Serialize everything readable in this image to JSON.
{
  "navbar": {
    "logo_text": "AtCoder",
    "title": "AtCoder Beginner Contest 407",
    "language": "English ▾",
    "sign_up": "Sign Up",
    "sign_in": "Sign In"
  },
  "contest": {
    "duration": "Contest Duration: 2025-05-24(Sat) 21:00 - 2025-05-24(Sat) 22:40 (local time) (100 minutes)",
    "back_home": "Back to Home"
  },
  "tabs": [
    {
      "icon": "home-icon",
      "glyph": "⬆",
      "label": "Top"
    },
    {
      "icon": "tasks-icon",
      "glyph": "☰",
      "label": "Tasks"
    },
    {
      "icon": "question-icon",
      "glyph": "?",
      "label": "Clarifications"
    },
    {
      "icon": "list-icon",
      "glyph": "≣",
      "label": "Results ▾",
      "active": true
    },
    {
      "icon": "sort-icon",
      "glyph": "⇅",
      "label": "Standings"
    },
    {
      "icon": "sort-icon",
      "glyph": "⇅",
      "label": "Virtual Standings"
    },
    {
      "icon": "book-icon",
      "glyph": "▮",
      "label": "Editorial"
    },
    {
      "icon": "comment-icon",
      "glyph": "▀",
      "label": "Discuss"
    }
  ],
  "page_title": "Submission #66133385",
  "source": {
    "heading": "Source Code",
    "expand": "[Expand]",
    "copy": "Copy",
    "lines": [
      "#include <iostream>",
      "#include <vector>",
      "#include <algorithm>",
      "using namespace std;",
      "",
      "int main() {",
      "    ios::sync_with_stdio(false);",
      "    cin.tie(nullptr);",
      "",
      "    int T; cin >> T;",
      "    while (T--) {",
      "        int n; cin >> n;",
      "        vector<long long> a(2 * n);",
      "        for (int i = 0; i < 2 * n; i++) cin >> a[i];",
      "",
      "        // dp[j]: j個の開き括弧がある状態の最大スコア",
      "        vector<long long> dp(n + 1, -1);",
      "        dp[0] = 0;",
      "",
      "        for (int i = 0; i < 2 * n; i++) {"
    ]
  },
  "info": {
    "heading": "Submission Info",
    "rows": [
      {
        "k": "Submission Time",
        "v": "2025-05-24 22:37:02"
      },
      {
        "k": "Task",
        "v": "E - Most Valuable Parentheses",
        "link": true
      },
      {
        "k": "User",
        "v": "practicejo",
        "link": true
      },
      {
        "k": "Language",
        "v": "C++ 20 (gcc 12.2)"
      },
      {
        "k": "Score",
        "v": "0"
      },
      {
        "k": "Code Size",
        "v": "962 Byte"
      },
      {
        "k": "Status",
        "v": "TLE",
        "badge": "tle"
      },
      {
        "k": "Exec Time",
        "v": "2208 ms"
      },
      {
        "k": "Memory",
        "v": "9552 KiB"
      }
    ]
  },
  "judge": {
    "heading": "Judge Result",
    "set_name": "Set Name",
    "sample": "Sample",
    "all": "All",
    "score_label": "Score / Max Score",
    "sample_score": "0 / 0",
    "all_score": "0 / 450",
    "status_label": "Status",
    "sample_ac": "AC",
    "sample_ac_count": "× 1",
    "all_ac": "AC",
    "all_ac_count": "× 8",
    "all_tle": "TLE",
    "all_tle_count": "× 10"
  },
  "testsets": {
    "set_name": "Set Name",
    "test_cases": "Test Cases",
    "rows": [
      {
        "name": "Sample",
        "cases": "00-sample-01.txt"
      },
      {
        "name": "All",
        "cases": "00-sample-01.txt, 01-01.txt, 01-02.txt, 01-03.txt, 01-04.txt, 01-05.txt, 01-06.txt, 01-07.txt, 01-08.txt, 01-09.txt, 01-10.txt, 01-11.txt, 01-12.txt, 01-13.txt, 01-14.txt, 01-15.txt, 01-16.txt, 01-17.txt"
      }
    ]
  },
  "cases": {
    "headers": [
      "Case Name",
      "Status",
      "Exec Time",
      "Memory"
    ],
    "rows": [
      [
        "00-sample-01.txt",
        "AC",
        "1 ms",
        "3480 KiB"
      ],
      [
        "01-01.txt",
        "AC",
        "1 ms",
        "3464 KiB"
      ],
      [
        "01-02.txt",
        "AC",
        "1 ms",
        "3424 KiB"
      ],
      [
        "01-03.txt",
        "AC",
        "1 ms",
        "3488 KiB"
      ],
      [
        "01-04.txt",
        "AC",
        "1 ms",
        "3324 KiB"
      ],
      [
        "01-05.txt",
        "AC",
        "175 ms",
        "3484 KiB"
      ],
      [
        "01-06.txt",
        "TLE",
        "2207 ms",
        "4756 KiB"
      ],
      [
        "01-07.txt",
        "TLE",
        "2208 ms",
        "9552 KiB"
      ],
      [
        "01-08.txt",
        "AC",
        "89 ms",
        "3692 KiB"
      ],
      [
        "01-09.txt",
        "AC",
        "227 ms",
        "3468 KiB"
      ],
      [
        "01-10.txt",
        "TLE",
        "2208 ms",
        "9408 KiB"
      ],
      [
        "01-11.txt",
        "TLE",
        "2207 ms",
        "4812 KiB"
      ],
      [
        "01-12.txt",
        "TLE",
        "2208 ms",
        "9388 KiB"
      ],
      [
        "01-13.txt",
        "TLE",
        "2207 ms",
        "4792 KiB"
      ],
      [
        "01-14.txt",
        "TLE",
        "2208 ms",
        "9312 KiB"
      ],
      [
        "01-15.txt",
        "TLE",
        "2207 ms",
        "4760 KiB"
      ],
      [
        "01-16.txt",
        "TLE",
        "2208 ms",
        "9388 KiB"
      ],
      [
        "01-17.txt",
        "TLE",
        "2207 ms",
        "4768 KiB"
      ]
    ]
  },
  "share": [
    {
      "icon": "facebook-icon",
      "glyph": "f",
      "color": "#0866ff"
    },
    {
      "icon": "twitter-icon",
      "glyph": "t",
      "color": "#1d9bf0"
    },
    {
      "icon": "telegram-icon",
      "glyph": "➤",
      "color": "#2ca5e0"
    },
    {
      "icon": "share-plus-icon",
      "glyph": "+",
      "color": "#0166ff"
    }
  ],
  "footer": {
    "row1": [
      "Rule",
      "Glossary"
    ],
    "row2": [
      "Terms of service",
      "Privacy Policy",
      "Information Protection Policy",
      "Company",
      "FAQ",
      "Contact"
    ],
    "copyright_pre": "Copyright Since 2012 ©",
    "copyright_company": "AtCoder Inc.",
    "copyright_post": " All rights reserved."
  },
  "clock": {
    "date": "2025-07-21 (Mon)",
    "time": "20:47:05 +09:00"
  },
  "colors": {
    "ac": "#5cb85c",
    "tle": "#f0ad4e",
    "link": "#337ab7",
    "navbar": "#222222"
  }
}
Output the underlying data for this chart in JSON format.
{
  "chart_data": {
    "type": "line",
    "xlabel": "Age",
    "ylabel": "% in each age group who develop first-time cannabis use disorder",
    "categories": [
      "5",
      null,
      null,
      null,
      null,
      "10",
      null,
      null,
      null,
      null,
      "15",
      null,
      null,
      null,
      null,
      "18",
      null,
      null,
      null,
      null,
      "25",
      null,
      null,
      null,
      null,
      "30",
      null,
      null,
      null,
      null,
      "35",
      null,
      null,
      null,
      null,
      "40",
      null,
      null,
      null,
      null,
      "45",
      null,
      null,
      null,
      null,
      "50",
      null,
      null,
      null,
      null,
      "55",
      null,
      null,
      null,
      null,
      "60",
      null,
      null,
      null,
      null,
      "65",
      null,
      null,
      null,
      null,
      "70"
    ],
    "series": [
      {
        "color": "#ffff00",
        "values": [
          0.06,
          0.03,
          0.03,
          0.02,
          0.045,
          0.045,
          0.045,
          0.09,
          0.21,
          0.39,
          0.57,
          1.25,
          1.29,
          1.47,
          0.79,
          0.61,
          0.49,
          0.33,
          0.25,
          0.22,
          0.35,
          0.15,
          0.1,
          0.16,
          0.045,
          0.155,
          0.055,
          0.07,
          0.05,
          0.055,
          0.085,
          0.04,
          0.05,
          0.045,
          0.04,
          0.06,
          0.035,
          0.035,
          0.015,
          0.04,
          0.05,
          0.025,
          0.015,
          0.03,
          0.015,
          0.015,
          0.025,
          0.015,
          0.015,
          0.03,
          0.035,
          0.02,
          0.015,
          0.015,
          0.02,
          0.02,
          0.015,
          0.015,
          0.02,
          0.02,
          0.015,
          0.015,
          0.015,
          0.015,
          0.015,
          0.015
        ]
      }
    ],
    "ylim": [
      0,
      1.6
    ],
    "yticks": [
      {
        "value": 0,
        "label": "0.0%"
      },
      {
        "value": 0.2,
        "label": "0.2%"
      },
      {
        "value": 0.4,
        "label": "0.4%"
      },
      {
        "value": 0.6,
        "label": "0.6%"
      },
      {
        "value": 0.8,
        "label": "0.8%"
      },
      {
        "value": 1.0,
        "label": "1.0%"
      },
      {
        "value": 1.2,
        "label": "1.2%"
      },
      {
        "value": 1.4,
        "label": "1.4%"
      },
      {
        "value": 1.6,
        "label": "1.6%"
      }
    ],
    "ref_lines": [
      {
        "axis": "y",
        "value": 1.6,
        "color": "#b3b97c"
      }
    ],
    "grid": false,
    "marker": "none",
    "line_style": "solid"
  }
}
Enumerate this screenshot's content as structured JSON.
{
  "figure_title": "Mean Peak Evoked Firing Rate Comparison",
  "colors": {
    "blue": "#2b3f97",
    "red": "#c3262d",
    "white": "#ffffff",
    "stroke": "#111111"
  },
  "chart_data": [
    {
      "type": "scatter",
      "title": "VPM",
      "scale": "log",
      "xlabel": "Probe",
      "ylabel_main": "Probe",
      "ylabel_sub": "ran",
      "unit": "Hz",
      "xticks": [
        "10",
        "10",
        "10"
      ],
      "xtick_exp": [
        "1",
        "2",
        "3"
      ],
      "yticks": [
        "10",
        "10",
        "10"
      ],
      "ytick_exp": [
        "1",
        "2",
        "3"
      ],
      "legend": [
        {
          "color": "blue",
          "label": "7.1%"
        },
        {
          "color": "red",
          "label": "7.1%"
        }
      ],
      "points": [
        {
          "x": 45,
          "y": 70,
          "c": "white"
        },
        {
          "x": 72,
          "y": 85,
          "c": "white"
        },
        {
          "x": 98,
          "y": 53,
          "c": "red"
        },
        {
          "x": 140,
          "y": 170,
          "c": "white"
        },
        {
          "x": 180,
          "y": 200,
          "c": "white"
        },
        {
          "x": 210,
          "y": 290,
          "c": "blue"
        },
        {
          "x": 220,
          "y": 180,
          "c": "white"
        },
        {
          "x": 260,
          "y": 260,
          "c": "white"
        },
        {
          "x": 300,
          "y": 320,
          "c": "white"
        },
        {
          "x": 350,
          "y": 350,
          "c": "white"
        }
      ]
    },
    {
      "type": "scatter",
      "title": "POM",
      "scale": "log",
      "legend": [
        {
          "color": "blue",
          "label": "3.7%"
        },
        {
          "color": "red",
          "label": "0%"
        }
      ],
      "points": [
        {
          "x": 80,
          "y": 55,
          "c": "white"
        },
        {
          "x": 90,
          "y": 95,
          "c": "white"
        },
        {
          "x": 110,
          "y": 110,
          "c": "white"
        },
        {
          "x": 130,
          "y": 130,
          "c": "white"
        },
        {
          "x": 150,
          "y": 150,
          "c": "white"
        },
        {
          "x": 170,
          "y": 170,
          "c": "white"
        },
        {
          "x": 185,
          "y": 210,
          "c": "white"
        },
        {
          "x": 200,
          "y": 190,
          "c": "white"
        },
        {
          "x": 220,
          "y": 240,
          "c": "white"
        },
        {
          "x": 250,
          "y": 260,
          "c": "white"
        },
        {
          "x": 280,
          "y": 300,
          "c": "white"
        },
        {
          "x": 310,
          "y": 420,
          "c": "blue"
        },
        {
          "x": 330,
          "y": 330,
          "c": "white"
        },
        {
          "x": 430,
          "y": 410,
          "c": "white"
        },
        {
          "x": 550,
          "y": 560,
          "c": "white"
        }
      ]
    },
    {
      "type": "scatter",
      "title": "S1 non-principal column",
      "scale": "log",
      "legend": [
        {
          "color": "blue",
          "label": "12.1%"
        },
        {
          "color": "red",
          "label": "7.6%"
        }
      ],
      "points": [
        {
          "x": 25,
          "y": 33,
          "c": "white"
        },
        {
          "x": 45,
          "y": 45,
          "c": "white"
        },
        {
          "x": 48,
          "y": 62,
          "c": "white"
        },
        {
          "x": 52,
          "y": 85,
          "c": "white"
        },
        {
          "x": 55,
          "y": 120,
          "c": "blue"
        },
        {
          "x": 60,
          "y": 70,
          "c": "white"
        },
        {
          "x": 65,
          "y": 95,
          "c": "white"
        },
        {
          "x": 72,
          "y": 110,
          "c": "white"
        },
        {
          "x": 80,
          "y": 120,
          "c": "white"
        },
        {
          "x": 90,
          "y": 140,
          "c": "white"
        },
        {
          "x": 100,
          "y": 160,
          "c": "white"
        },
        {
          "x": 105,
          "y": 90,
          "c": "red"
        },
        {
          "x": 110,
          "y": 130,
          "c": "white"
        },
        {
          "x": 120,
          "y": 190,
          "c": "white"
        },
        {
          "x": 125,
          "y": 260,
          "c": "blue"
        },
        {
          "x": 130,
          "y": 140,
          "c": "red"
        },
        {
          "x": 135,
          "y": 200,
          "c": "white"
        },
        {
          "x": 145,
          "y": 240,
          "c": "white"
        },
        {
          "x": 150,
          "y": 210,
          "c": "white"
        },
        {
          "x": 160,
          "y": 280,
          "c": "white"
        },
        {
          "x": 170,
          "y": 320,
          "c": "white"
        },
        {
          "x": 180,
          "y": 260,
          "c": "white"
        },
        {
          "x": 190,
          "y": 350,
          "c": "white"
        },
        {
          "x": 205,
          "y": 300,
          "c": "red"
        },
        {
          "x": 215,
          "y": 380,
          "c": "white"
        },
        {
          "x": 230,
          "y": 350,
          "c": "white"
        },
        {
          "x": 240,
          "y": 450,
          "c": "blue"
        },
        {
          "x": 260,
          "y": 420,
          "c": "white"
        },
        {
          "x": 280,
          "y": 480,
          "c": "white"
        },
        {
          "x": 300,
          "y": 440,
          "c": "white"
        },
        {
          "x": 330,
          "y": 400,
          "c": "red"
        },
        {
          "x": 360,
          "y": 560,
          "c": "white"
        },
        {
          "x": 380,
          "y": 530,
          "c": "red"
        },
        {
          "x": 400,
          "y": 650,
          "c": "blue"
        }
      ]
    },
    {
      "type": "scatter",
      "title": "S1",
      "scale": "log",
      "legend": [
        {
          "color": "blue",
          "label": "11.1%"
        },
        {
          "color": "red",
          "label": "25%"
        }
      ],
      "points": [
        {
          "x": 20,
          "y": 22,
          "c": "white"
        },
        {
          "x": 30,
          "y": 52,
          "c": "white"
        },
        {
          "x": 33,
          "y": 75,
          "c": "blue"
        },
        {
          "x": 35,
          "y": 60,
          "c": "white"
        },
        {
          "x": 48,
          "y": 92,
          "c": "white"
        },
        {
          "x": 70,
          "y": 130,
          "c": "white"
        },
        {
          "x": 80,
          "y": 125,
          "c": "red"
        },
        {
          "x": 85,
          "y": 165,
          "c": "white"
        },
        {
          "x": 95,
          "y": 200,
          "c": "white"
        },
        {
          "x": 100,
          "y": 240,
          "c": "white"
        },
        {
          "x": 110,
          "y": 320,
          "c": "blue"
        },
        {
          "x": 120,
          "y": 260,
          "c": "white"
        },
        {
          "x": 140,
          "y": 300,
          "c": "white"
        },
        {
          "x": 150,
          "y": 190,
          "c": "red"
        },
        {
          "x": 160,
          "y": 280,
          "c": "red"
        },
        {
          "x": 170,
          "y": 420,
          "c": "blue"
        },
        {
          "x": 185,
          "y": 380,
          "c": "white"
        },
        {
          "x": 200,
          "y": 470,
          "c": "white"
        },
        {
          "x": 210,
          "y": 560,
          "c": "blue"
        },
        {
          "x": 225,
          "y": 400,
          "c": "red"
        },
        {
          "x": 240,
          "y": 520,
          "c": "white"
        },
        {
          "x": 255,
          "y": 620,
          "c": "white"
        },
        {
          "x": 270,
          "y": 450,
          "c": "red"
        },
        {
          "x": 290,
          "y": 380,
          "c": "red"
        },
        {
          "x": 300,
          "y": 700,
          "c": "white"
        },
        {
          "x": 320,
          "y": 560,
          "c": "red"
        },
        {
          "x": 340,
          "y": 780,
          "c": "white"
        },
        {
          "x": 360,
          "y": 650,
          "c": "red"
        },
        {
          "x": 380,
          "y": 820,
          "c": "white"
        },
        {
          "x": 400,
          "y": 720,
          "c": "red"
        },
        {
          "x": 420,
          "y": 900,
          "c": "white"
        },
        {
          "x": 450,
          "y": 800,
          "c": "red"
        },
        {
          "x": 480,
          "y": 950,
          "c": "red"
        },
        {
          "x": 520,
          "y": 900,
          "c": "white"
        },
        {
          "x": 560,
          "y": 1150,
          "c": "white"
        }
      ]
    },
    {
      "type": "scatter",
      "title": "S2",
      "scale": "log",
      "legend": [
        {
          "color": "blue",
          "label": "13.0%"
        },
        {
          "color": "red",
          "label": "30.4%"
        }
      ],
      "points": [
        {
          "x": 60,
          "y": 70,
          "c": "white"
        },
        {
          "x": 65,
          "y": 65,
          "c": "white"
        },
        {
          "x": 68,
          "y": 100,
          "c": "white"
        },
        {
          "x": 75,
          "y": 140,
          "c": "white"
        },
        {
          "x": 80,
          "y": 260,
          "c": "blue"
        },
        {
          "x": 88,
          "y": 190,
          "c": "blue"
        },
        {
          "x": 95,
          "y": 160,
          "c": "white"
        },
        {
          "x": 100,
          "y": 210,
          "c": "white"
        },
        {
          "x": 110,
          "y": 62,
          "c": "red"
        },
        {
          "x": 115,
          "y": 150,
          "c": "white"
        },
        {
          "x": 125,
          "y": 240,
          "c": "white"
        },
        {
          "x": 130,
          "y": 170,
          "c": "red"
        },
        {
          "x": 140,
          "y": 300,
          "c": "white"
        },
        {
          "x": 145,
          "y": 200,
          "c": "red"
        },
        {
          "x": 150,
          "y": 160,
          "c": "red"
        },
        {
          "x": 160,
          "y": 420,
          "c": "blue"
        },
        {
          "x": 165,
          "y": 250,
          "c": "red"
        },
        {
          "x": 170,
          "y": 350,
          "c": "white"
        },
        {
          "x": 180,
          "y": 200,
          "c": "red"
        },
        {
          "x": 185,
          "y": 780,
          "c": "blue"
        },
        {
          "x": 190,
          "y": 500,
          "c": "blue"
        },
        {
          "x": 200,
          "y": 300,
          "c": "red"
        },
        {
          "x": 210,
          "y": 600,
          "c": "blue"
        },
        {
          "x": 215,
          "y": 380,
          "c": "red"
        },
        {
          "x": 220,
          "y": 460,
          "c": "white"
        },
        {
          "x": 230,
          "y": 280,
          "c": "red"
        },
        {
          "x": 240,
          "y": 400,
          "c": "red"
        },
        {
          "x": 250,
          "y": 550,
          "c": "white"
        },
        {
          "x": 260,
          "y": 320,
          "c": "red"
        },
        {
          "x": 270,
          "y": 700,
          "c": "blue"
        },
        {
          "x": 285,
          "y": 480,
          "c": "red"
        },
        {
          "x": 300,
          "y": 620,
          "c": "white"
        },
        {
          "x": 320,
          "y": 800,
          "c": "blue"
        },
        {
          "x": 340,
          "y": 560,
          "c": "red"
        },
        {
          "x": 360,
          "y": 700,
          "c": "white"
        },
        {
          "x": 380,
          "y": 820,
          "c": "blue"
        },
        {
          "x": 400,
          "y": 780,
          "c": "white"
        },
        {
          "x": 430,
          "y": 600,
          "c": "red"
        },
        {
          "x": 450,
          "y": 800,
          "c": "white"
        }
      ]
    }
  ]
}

════

Task description: Pick out and copy every line that contains the word "Standings".

Written solution:
      "label": "Standings"
      "label": "Virtual Standings"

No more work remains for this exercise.